Exercise prompt >> Records follow. Select each line holding "page".

Data extract >>
* begin *

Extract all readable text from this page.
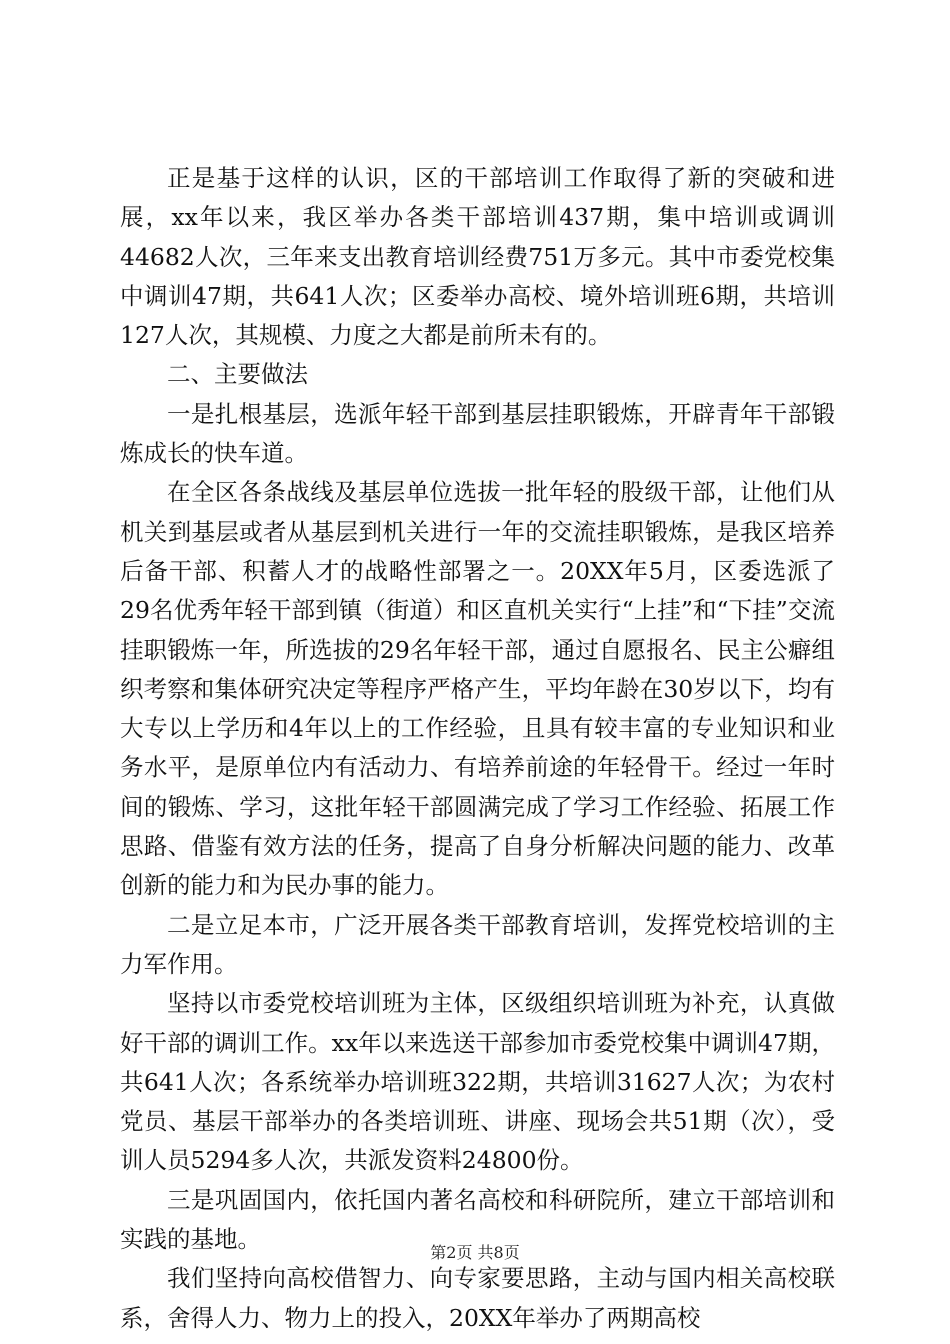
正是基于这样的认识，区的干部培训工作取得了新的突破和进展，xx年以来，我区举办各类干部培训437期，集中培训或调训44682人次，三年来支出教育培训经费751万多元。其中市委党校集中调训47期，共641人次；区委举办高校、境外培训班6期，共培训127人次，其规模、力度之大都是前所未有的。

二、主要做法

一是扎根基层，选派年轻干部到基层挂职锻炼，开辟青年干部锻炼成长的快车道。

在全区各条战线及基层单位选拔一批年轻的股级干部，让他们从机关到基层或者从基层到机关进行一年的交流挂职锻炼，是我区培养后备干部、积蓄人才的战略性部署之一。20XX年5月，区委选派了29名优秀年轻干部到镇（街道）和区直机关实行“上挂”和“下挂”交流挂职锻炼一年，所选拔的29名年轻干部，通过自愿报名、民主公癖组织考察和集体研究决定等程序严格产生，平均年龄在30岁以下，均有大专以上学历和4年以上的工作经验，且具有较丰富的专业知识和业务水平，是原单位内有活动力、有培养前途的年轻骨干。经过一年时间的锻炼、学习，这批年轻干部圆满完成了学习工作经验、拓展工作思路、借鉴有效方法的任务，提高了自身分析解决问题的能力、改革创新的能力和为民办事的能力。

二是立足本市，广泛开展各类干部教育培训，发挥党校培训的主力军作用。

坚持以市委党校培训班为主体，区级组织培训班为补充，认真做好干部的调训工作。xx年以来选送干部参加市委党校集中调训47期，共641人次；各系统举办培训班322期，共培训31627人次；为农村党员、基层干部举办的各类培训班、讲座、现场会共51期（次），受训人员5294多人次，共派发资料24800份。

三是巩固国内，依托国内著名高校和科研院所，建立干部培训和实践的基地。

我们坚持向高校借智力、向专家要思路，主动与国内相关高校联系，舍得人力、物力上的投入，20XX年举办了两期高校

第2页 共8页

* end *
* begin *

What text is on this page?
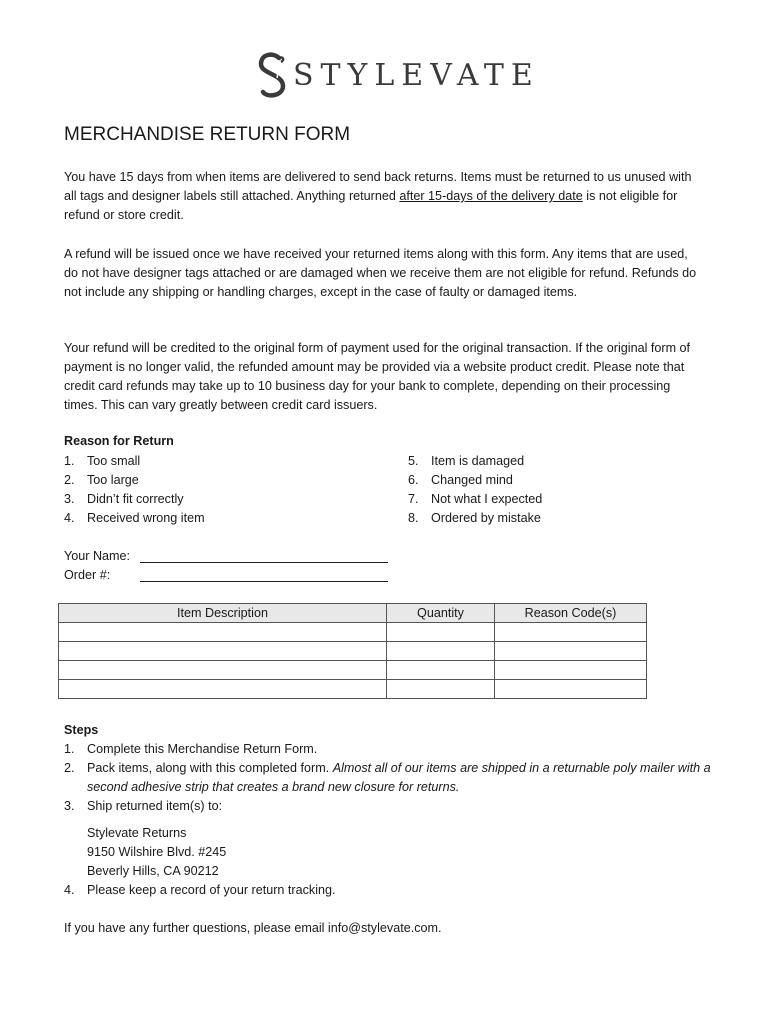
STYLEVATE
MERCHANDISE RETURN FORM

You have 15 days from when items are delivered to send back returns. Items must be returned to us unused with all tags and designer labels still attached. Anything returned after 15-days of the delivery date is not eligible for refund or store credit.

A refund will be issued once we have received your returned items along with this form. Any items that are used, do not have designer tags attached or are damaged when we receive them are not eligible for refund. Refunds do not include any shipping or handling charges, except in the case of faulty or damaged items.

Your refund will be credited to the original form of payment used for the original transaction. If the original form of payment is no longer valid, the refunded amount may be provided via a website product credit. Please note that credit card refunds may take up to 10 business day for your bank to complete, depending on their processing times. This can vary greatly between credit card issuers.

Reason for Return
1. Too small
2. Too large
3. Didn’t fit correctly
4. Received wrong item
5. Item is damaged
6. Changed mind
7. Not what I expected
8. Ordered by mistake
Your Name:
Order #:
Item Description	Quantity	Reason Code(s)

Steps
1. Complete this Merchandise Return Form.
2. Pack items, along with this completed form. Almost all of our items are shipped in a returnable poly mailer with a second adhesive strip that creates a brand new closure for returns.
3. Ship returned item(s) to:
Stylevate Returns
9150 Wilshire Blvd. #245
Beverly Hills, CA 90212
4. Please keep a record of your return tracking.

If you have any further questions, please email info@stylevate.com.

* end *
* begin *

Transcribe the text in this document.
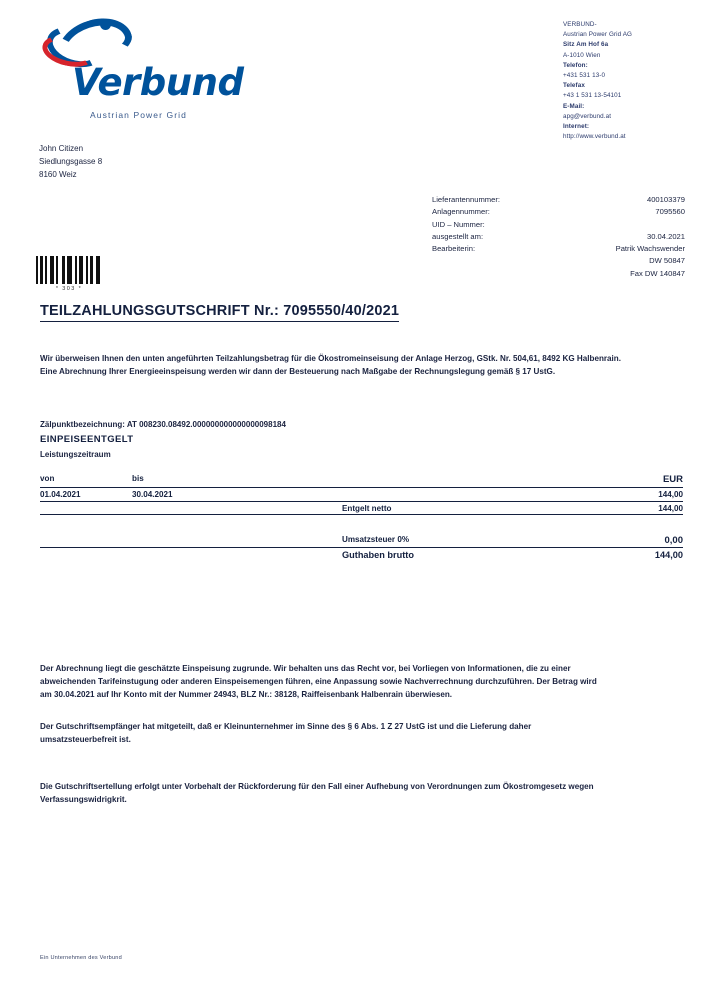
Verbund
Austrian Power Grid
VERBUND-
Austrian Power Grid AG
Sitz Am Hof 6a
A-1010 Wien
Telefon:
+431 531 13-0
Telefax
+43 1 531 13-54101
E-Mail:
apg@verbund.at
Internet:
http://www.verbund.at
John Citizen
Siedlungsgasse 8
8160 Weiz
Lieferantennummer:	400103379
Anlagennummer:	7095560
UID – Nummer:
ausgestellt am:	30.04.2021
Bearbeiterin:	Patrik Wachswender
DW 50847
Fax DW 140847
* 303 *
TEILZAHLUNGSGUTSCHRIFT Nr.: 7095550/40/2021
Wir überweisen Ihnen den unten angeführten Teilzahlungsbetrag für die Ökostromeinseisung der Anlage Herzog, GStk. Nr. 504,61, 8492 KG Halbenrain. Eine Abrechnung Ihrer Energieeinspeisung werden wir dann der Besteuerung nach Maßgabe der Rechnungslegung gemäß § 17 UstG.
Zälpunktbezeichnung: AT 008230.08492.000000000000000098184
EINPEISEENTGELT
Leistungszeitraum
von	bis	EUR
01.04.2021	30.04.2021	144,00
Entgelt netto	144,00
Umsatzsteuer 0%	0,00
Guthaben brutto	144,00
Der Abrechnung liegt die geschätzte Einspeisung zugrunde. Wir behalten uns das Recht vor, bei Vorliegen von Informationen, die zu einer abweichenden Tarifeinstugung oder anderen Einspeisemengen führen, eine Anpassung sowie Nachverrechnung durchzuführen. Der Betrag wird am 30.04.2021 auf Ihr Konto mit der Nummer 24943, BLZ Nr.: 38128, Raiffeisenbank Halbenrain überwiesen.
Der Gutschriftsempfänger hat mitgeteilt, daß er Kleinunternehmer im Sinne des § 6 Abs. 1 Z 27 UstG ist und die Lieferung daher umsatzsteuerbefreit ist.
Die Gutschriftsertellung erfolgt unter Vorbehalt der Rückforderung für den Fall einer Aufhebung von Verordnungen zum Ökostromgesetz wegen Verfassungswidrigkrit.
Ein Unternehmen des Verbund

* end *

Result >>
Extract all readable text from this page.
What text is on this page?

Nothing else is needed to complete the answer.